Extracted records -
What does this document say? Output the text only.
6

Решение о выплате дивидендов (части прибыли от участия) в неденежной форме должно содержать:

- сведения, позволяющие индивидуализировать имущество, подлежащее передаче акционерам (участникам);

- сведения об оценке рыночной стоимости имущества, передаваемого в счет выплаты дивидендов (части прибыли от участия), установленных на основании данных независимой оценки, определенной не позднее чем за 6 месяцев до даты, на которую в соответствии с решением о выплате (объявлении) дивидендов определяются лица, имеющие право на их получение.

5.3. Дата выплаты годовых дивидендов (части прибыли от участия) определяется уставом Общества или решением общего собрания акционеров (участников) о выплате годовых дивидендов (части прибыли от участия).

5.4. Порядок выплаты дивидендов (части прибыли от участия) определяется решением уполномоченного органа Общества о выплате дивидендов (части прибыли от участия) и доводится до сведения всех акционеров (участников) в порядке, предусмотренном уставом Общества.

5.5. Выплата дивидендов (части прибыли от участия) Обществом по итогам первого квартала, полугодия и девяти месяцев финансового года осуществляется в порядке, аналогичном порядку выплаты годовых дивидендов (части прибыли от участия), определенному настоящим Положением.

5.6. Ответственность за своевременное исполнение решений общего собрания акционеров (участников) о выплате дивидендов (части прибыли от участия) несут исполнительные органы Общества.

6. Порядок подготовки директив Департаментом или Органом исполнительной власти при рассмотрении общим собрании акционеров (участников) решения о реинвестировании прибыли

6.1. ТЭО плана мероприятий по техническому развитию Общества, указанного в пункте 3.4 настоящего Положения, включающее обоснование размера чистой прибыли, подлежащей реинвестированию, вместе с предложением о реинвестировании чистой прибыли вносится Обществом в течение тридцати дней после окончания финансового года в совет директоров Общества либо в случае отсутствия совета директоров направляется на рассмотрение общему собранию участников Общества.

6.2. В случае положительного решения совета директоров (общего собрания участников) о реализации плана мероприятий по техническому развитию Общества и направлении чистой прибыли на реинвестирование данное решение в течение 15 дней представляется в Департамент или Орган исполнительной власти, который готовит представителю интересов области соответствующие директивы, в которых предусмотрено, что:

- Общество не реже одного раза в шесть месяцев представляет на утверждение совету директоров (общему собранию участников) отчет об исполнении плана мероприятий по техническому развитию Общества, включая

Work instructions - Make an exact copy of every entry.

Answer to the exercise -
What does this document say? Output the text only.
6

Решение о выплате дивидендов (части прибыли от участия) в неденежной форме должно содержать:

- сведения, позволяющие индивидуализировать имущество, подлежащее передаче акционерам (участникам);

- сведения об оценке рыночной стоимости имущества, передаваемого в счет выплаты дивидендов (части прибыли от участия), установленных на основании данных независимой оценки, определенной не позднее чем за 6 месяцев до даты, на которую в соответствии с решением о выплате (объявлении) дивидендов определяются лица, имеющие право на их получение.

5.3. Дата выплаты годовых дивидендов (части прибыли от участия) определяется уставом Общества или решением общего собрания акционеров (участников) о выплате годовых дивидендов (части прибыли от участия).

5.4. Порядок выплаты дивидендов (части прибыли от участия) определяется решением уполномоченного органа Общества о выплате дивидендов (части прибыли от участия) и доводится до сведения всех акционеров (участников) в порядке, предусмотренном уставом Общества.

5.5. Выплата дивидендов (части прибыли от участия) Обществом по итогам первого квартала, полугодия и девяти месяцев финансового года осуществляется в порядке, аналогичном порядку выплаты годовых дивидендов (части прибыли от участия), определенному настоящим Положением.

5.6. Ответственность за своевременное исполнение решений общего собрания акционеров (участников) о выплате дивидендов (части прибыли от участия) несут исполнительные органы Общества.

6. Порядок подготовки директив Департаментом или Органом исполнительной власти при рассмотрении общим собрании акционеров (участников) решения о реинвестировании прибыли

6.1. ТЭО плана мероприятий по техническому развитию Общества, указанного в пункте 3.4 настоящего Положения, включающее обоснование размера чистой прибыли, подлежащей реинвестированию, вместе с предложением о реинвестировании чистой прибыли вносится Обществом в течение тридцати дней после окончания финансового года в совет директоров Общества либо в случае отсутствия совета директоров направляется на рассмотрение общему собранию участников Общества.

6.2. В случае положительного решения совета директоров (общего собрания участников) о реализации плана мероприятий по техническому развитию Общества и направлении чистой прибыли на реинвестирование данное решение в течение 15 дней представляется в Департамент или Орган исполнительной власти, который готовит представителю интересов области соответствующие директивы, в которых предусмотрено, что:

- Общество не реже одного раза в шесть месяцев представляет на утверждение совету директоров (общему собранию участников) отчет об исполнении плана мероприятий по техническому развитию Общества, включая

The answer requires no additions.